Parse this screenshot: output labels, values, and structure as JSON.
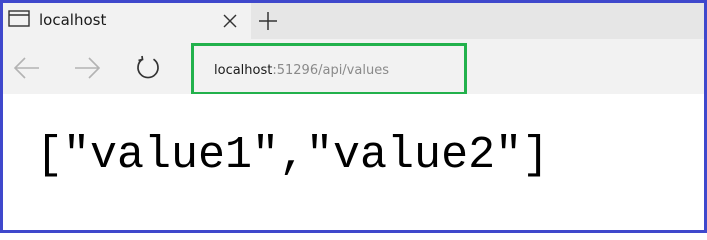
{
  "tab": {
    "title": "localhost"
  },
  "address_bar": {
    "host": "localhost",
    "path": ":51296/api/values"
  },
  "page": {
    "body_text": "[\"value1\",\"value2\"]"
  },
  "colors": {
    "frame_border": "#3f48cc",
    "address_highlight": "#22b14c"
  },
  "icons": {
    "tab": "browser-tab-icon",
    "close": "close-icon",
    "new_tab": "plus-icon",
    "back": "back-arrow-icon",
    "forward": "forward-arrow-icon",
    "refresh": "refresh-icon"
  }
}
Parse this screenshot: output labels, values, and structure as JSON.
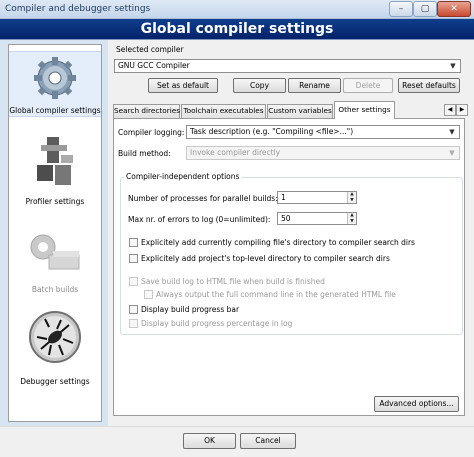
{
  "window": {
    "title": "Compiler and debugger settings",
    "buttons": {
      "minimize": "–",
      "maximize": "▢",
      "close": "✕"
    }
  },
  "banner": {
    "title": "Global compiler settings"
  },
  "sidebar": {
    "items": [
      {
        "label": "Global compiler settings",
        "icon": "gear-icon",
        "enabled": true
      },
      {
        "label": "Profiler settings",
        "icon": "profiler-icon",
        "enabled": true
      },
      {
        "label": "Batch builds",
        "icon": "batch-builds-icon",
        "enabled": false
      },
      {
        "label": "Debugger settings",
        "icon": "bug-icon",
        "enabled": true
      }
    ]
  },
  "selected_compiler": {
    "label": "Selected compiler",
    "value": "GNU GCC Compiler",
    "buttons": {
      "set_default": "Set as default",
      "copy": "Copy",
      "rename": "Rename",
      "delete": "Delete",
      "reset_defaults": "Reset defaults"
    }
  },
  "tabs": [
    {
      "label": "Search directories",
      "active": false
    },
    {
      "label": "Toolchain executables",
      "active": false
    },
    {
      "label": "Custom variables",
      "active": false
    },
    {
      "label": "Other settings",
      "active": true
    }
  ],
  "tab_arrows": {
    "left": "◀",
    "right": "▶"
  },
  "other_settings": {
    "compiler_logging": {
      "label": "Compiler logging:",
      "value": "Task description (e.g. \"Compiling <file>...\")"
    },
    "build_method": {
      "label": "Build method:",
      "value": "Invoke compiler directly"
    },
    "group_title": "Compiler-independent options",
    "parallel_processes": {
      "label": "Number of processes for parallel builds:",
      "value": "1"
    },
    "max_errors": {
      "label": "Max nr. of errors to log (0=unlimited):",
      "value": "50"
    },
    "checkboxes": [
      {
        "label": "Explicitely add currently compiling file's directory to compiler search dirs",
        "checked": false,
        "enabled": true
      },
      {
        "label": "Explicitely add project's top-level directory to compiler search dirs",
        "checked": false,
        "enabled": true
      },
      {
        "label": "Save build log to HTML file when build is finished",
        "checked": false,
        "enabled": false
      },
      {
        "label": "Always output the full command line in the generated HTML file",
        "checked": false,
        "enabled": false
      },
      {
        "label": "Display build progress bar",
        "checked": false,
        "enabled": true
      },
      {
        "label": "Display build progress percentage in log",
        "checked": false,
        "enabled": false
      }
    ],
    "advanced_button": "Advanced options..."
  },
  "dialog_buttons": {
    "ok": "OK",
    "cancel": "Cancel"
  }
}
==========
• **GOAL**
Only the number is wanted: how many lines in the data include the string "directory"?

• **PROBLEM SOLUTION**
2